[WHAT IS BEING ASKED] What follows is a set of records, each of which is to be written out exactly.

[EXTRACTED ENTRIES]
--------------------
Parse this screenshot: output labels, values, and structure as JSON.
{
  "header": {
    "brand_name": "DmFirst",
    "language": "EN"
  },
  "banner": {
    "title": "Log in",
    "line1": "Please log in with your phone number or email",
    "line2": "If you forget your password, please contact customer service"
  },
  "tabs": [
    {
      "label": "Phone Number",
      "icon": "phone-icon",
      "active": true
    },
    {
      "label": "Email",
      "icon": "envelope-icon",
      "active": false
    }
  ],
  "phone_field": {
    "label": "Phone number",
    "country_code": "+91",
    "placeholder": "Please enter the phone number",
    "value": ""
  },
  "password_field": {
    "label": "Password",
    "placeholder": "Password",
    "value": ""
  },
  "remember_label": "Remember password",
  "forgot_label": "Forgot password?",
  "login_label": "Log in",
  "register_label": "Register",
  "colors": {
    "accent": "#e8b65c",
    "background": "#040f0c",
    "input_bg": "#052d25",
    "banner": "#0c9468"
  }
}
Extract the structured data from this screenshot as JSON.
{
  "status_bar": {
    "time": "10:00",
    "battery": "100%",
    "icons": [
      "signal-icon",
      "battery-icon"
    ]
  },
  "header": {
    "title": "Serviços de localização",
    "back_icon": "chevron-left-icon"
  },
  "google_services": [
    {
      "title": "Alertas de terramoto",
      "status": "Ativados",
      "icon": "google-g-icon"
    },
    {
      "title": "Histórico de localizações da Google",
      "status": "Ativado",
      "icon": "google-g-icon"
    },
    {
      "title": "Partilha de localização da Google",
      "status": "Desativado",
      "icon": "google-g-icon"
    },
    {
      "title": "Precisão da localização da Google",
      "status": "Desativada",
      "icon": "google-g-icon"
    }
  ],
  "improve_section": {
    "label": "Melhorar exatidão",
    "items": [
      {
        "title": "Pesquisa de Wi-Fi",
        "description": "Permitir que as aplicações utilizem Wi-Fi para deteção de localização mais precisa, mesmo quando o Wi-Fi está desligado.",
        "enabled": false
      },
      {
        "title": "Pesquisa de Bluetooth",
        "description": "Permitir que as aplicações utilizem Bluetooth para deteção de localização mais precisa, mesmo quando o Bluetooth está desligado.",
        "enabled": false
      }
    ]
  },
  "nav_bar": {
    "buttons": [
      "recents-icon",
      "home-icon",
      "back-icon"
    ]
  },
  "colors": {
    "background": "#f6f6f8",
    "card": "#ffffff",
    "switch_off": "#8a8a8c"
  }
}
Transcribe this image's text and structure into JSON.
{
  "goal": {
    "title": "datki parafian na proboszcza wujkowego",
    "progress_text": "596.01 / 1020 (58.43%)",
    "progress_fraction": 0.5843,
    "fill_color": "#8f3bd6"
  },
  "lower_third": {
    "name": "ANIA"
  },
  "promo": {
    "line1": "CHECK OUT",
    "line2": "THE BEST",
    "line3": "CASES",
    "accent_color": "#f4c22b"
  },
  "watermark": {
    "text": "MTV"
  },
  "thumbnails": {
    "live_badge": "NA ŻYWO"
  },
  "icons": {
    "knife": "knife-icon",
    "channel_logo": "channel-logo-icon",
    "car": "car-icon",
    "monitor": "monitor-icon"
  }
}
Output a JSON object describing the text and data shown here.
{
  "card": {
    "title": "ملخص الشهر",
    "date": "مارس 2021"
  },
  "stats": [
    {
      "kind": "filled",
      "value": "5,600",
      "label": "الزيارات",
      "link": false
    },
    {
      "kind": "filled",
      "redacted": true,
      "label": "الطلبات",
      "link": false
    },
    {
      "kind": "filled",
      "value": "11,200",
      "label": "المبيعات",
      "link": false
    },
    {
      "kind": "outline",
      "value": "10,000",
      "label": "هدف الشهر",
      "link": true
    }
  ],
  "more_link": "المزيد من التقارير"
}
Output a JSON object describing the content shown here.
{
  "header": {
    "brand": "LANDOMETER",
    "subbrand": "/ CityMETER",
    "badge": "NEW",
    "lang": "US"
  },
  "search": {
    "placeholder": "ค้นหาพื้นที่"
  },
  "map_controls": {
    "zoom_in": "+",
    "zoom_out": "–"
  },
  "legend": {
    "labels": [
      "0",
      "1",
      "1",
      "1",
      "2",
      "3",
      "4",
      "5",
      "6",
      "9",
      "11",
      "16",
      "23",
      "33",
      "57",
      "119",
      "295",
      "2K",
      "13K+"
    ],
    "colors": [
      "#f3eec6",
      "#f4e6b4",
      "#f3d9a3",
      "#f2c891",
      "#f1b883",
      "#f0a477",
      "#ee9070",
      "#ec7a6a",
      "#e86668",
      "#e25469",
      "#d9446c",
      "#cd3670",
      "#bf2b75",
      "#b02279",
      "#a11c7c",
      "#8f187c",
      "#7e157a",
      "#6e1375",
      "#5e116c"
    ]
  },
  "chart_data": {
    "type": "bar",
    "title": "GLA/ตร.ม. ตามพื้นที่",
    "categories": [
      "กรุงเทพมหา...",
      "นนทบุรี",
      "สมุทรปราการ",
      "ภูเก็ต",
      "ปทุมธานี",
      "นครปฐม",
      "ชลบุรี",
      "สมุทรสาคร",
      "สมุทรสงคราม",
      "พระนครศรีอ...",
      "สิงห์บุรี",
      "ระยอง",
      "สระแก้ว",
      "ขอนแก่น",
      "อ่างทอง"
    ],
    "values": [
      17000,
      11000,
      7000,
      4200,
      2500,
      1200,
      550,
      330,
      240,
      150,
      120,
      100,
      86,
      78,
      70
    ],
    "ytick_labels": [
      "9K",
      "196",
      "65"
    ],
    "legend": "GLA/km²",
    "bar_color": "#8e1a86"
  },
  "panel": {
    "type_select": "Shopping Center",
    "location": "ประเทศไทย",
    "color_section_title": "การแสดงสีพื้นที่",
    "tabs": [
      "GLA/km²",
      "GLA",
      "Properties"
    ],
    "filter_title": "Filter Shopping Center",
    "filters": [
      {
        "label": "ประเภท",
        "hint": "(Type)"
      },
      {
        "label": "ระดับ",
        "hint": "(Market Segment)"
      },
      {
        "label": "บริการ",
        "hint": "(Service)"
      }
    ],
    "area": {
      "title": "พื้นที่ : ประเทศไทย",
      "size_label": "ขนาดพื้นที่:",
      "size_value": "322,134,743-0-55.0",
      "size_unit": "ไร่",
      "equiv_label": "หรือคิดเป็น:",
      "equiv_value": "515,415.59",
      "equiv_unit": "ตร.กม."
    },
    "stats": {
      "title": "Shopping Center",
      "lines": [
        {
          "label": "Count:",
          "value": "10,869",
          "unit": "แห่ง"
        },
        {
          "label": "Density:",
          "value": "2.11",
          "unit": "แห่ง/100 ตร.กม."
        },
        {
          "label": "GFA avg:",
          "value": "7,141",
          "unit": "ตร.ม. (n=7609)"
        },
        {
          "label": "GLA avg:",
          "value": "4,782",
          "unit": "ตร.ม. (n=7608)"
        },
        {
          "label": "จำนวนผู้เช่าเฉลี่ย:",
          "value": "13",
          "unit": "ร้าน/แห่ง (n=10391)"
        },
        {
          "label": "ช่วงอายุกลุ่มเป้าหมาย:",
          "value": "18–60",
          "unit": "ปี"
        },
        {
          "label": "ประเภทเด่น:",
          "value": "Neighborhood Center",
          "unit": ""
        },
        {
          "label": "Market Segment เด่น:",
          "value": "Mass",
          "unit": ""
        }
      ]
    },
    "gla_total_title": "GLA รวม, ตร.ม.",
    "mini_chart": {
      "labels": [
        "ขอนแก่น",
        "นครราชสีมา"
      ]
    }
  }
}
--------------------
[TASK ANSWER]
Parse this screenshot: output labels, values, and structure as JSON.
{
  "header": {
    "brand_name": "DmFirst",
    "language": "EN"
  },
  "banner": {
    "title": "Log in",
    "line1": "Please log in with your phone number or email",
    "line2": "If you forget your password, please contact customer service"
  },
  "tabs": [
    {
      "label": "Phone Number",
      "icon": "phone-icon",
      "active": true
    },
    {
      "label": "Email",
      "icon": "envelope-icon",
      "active": false
    }
  ],
  "phone_field": {
    "label": "Phone number",
    "country_code": "+91",
    "placeholder": "Please enter the phone number",
    "value": ""
  },
  "password_field": {
    "label": "Password",
    "placeholder": "Password",
    "value": ""
  },
  "remember_label": "Remember password",
  "forgot_label": "Forgot password?",
  "login_label": "Log in",
  "register_label": "Register",
  "colors": {
    "accent": "#e8b65c",
    "background": "#040f0c",
    "input_bg": "#052d25",
    "banner": "#0c9468"
  }
}
Extract the structured data from this screenshot as JSON.
{
  "status_bar": {
    "time": "10:00",
    "battery": "100%",
    "icons": [
      "signal-icon",
      "battery-icon"
    ]
  },
  "header": {
    "title": "Serviços de localização",
    "back_icon": "chevron-left-icon"
  },
  "google_services": [
    {
      "title": "Alertas de terramoto",
      "status": "Ativados",
      "icon": "google-g-icon"
    },
    {
      "title": "Histórico de localizações da Google",
      "status": "Ativado",
      "icon": "google-g-icon"
    },
    {
      "title": "Partilha de localização da Google",
      "status": "Desativado",
      "icon": "google-g-icon"
    },
    {
      "title": "Precisão da localização da Google",
      "status": "Desativada",
      "icon": "google-g-icon"
    }
  ],
  "improve_section": {
    "label": "Melhorar exatidão",
    "items": [
      {
        "title": "Pesquisa de Wi-Fi",
        "description": "Permitir que as aplicações utilizem Wi-Fi para deteção de localização mais precisa, mesmo quando o Wi-Fi está desligado.",
        "enabled": false
      },
      {
        "title": "Pesquisa de Bluetooth",
        "description": "Permitir que as aplicações utilizem Bluetooth para deteção de localização mais precisa, mesmo quando o Bluetooth está desligado.",
        "enabled": false
      }
    ]
  },
  "nav_bar": {
    "buttons": [
      "recents-icon",
      "home-icon",
      "back-icon"
    ]
  },
  "colors": {
    "background": "#f6f6f8",
    "card": "#ffffff",
    "switch_off": "#8a8a8c"
  }
}
Transcribe this image's text and structure into JSON.
{
  "goal": {
    "title": "datki parafian na proboszcza wujkowego",
    "progress_text": "596.01 / 1020 (58.43%)",
    "progress_fraction": 0.5843,
    "fill_color": "#8f3bd6"
  },
  "lower_third": {
    "name": "ANIA"
  },
  "promo": {
    "line1": "CHECK OUT",
    "line2": "THE BEST",
    "line3": "CASES",
    "accent_color": "#f4c22b"
  },
  "watermark": {
    "text": "MTV"
  },
  "thumbnails": {
    "live_badge": "NA ŻYWO"
  },
  "icons": {
    "knife": "knife-icon",
    "channel_logo": "channel-logo-icon",
    "car": "car-icon",
    "monitor": "monitor-icon"
  }
}
Output a JSON object describing the text and data shown here.
{
  "card": {
    "title": "ملخص الشهر",
    "date": "مارس 2021"
  },
  "stats": [
    {
      "kind": "filled",
      "value": "5,600",
      "label": "الزيارات",
      "link": false
    },
    {
      "kind": "filled",
      "redacted": true,
      "label": "الطلبات",
      "link": false
    },
    {
      "kind": "filled",
      "value": "11,200",
      "label": "المبيعات",
      "link": false
    },
    {
      "kind": "outline",
      "value": "10,000",
      "label": "هدف الشهر",
      "link": true
    }
  ],
  "more_link": "المزيد من التقارير"
}
Output a JSON object describing the content shown here.
{
  "header": {
    "brand": "LANDOMETER",
    "subbrand": "/ CityMETER",
    "badge": "NEW",
    "lang": "US"
  },
  "search": {
    "placeholder": "ค้นหาพื้นที่"
  },
  "map_controls": {
    "zoom_in": "+",
    "zoom_out": "–"
  },
  "legend": {
    "labels": [
      "0",
      "1",
      "1",
      "1",
      "2",
      "3",
      "4",
      "5",
      "6",
      "9",
      "11",
      "16",
      "23",
      "33",
      "57",
      "119",
      "295",
      "2K",
      "13K+"
    ],
    "colors": [
      "#f3eec6",
      "#f4e6b4",
      "#f3d9a3",
      "#f2c891",
      "#f1b883",
      "#f0a477",
      "#ee9070",
      "#ec7a6a",
      "#e86668",
      "#e25469",
      "#d9446c",
      "#cd3670",
      "#bf2b75",
      "#b02279",
      "#a11c7c",
      "#8f187c",
      "#7e157a",
      "#6e1375",
      "#5e116c"
    ]
  },
  "chart_data": {
    "type": "bar",
    "title": "GLA/ตร.ม. ตามพื้นที่",
    "categories": [
      "กรุงเทพมหา...",
      "นนทบุรี",
      "สมุทรปราการ",
      "ภูเก็ต",
      "ปทุมธานี",
      "นครปฐม",
      "ชลบุรี",
      "สมุทรสาคร",
      "สมุทรสงคราม",
      "พระนครศรีอ...",
      "สิงห์บุรี",
      "ระยอง",
      "สระแก้ว",
      "ขอนแก่น",
      "อ่างทอง"
    ],
    "values": [
      17000,
      11000,
      7000,
      4200,
      2500,
      1200,
      550,
      330,
      240,
      150,
      120,
      100,
      86,
      78,
      70
    ],
    "ytick_labels": [
      "9K",
      "196",
      "65"
    ],
    "legend": "GLA/km²",
    "bar_color": "#8e1a86"
  },
  "panel": {
    "type_select": "Shopping Center",
    "location": "ประเทศไทย",
    "color_section_title": "การแสดงสีพื้นที่",
    "tabs": [
      "GLA/km²",
      "GLA",
      "Properties"
    ],
    "filter_title": "Filter Shopping Center",
    "filters": [
      {
        "label": "ประเภท",
        "hint": "(Type)"
      },
      {
        "label": "ระดับ",
        "hint": "(Market Segment)"
      },
      {
        "label": "บริการ",
        "hint": "(Service)"
      }
    ],
    "area": {
      "title": "พื้นที่ : ประเทศไทย",
      "size_label": "ขนาดพื้นที่:",
      "size_value": "322,134,743-0-55.0",
      "size_unit": "ไร่",
      "equiv_label": "หรือคิดเป็น:",
      "equiv_value": "515,415.59",
      "equiv_unit": "ตร.กม."
    },
    "stats": {
      "title": "Shopping Center",
      "lines": [
        {
          "label": "Count:",
          "value": "10,869",
          "unit": "แห่ง"
        },
        {
          "label": "Density:",
          "value": "2.11",
          "unit": "แห่ง/100 ตร.กม."
        },
        {
          "label": "GFA avg:",
          "value": "7,141",
          "unit": "ตร.ม. (n=7609)"
        },
        {
          "label": "GLA avg:",
          "value": "4,782",
          "unit": "ตร.ม. (n=7608)"
        },
        {
          "label": "จำนวนผู้เช่าเฉลี่ย:",
          "value": "13",
          "unit": "ร้าน/แห่ง (n=10391)"
        },
        {
          "label": "ช่วงอายุกลุ่มเป้าหมาย:",
          "value": "18–60",
          "unit": "ปี"
        },
        {
          "label": "ประเภทเด่น:",
          "value": "Neighborhood Center",
          "unit": ""
        },
        {
          "label": "Market Segment เด่น:",
          "value": "Mass",
          "unit": ""
        }
      ]
    },
    "gla_total_title": "GLA รวม, ตร.ม.",
    "mini_chart": {
      "labels": [
        "ขอนแก่น",
        "นครราชสีมา"
      ]
    }
  }
}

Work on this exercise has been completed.